RECORDS FOR THE TASK =
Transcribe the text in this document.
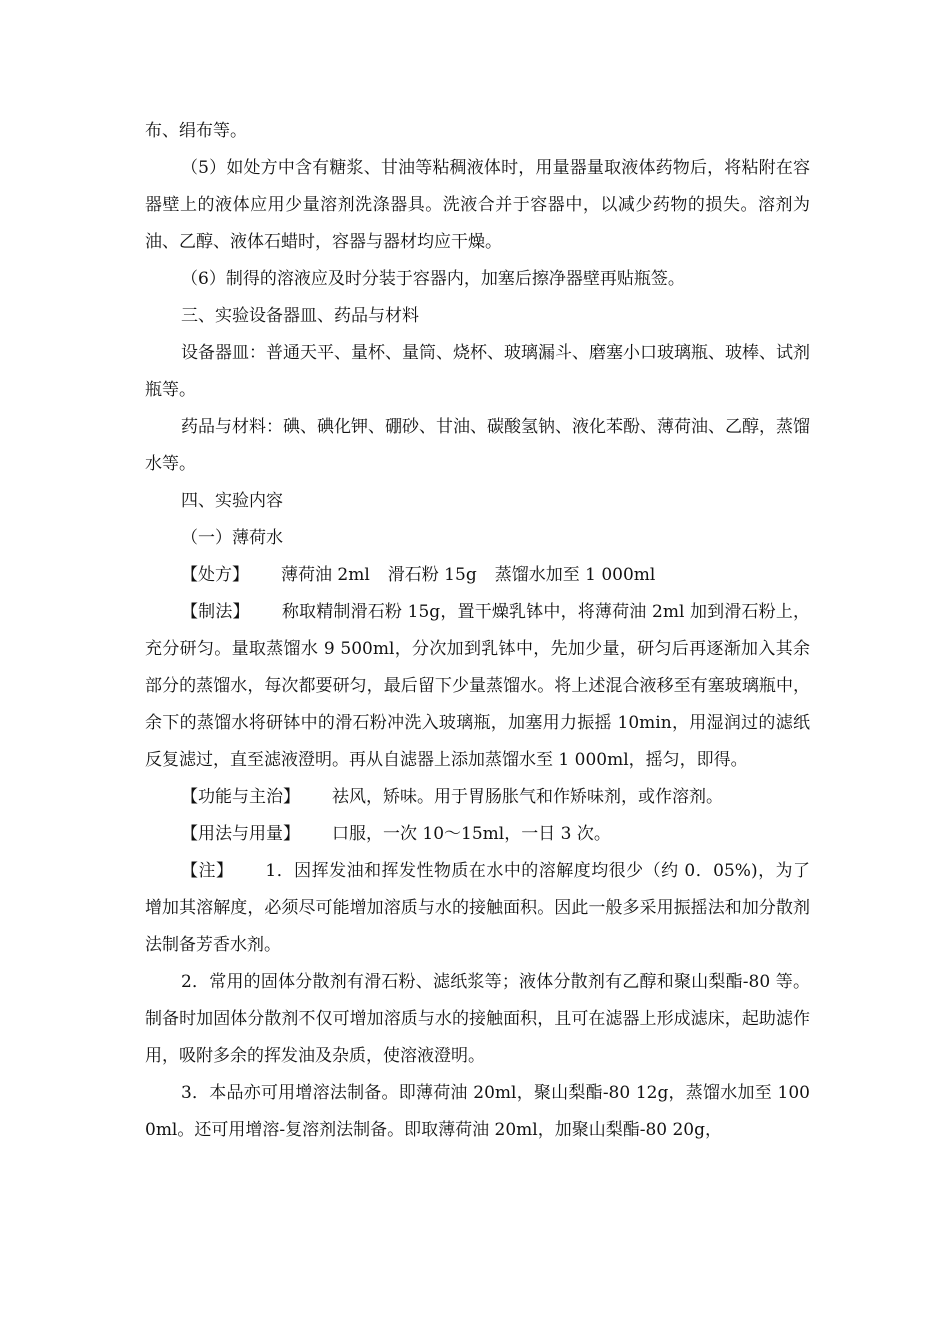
布、绢布等。

（5）如处方中含有糖浆、甘油等粘稠液体时，用量器量取液体药物后，将粘附在容器壁上的液体应用少量溶剂洗涤器具。洗液合并于容器中，以减少药物的损失。溶剂为油、乙醇、液体石蜡时，容器与器材均应干燥。

（6）制得的溶液应及时分装于容器内，加塞后擦净器壁再贴瓶签。

三、实验设备器皿、药品与材料

设备器皿：普通天平、量杯、量筒、烧杯、玻璃漏斗、磨塞小口玻璃瓶、玻棒、试剂瓶等。

药品与材料：碘、碘化钾、硼砂、甘油、碳酸氢钠、液化苯酚、薄荷油、乙醇，蒸馏水等。

四、实验内容

（一）薄荷水

【处方】 薄荷油 2ml 滑石粉 15g 蒸馏水加至 1 000ml

【制法】 称取精制滑石粉 15g，置干燥乳钵中，将薄荷油 2ml 加到滑石粉上，充分研匀。量取蒸馏水 9 500ml，分次加到乳钵中，先加少量，研匀后再逐渐加入其余部分的蒸馏水，每次都要研匀，最后留下少量蒸馏水。将上述混合液移至有塞玻璃瓶中，余下的蒸馏水将研钵中的滑石粉冲洗入玻璃瓶，加塞用力振摇 10min，用湿润过的滤纸反复滤过，直至滤液澄明。再从自滤器上添加蒸馏水至 1 000ml，摇匀，即得。

【功能与主治】 祛风，矫味。用于胃肠胀气和作矫味剂，或作溶剂。

【用法与用量】 口服，一次 10～15ml，一日 3 次。

【注】 1．因挥发油和挥发性物质在水中的溶解度均很少（约 0．05%)，为了增加其溶解度，必须尽可能增加溶质与水的接触面积。因此一般多采用振摇法和加分散剂法制备芳香水剂。

2．常用的固体分散剂有滑石粉、滤纸浆等；液体分散剂有乙醇和聚山梨酯-80 等。制备时加固体分散剂不仅可增加溶质与水的接触面积，且可在滤器上形成滤床，起助滤作用，吸附多余的挥发油及杂质，使溶液澄明。

3．本品亦可用增溶法制备。即薄荷油 20ml，聚山梨酯-80 12g，蒸馏水加至 1000ml。还可用增溶-复溶剂法制备。即取薄荷油 20ml，加聚山梨酯-80 20g，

EXERCISE DESCRIPTION = All of the entries above should be duplicated exactly, except for the pictures.

TASK RESULT =
Transcribe the text in this document.
布、绢布等。

（5）如处方中含有糖浆、甘油等粘稠液体时，用量器量取液体药物后，将粘附在容器壁上的液体应用少量溶剂洗涤器具。洗液合并于容器中，以减少药物的损失。溶剂为油、乙醇、液体石蜡时，容器与器材均应干燥。

（6）制得的溶液应及时分装于容器内，加塞后擦净器壁再贴瓶签。

三、实验设备器皿、药品与材料

设备器皿：普通天平、量杯、量筒、烧杯、玻璃漏斗、磨塞小口玻璃瓶、玻棒、试剂瓶等。

药品与材料：碘、碘化钾、硼砂、甘油、碳酸氢钠、液化苯酚、薄荷油、乙醇，蒸馏水等。

四、实验内容

（一）薄荷水

【处方】 薄荷油 2ml 滑石粉 15g 蒸馏水加至 1 000ml

【制法】 称取精制滑石粉 15g，置干燥乳钵中，将薄荷油 2ml 加到滑石粉上，充分研匀。量取蒸馏水 9 500ml，分次加到乳钵中，先加少量，研匀后再逐渐加入其余部分的蒸馏水，每次都要研匀，最后留下少量蒸馏水。将上述混合液移至有塞玻璃瓶中，余下的蒸馏水将研钵中的滑石粉冲洗入玻璃瓶，加塞用力振摇 10min，用湿润过的滤纸反复滤过，直至滤液澄明。再从自滤器上添加蒸馏水至 1 000ml，摇匀，即得。

【功能与主治】 祛风，矫味。用于胃肠胀气和作矫味剂，或作溶剂。

【用法与用量】 口服，一次 10～15ml，一日 3 次。

【注】 1．因挥发油和挥发性物质在水中的溶解度均很少（约 0．05%)，为了增加其溶解度，必须尽可能增加溶质与水的接触面积。因此一般多采用振摇法和加分散剂法制备芳香水剂。

2．常用的固体分散剂有滑石粉、滤纸浆等；液体分散剂有乙醇和聚山梨酯-80 等。制备时加固体分散剂不仅可增加溶质与水的接触面积，且可在滤器上形成滤床，起助滤作用，吸附多余的挥发油及杂质，使溶液澄明。

3．本品亦可用增溶法制备。即薄荷油 20ml，聚山梨酯-80 12g，蒸馏水加至 1000ml。还可用增溶-复溶剂法制备。即取薄荷油 20ml，加聚山梨酯-80 20g，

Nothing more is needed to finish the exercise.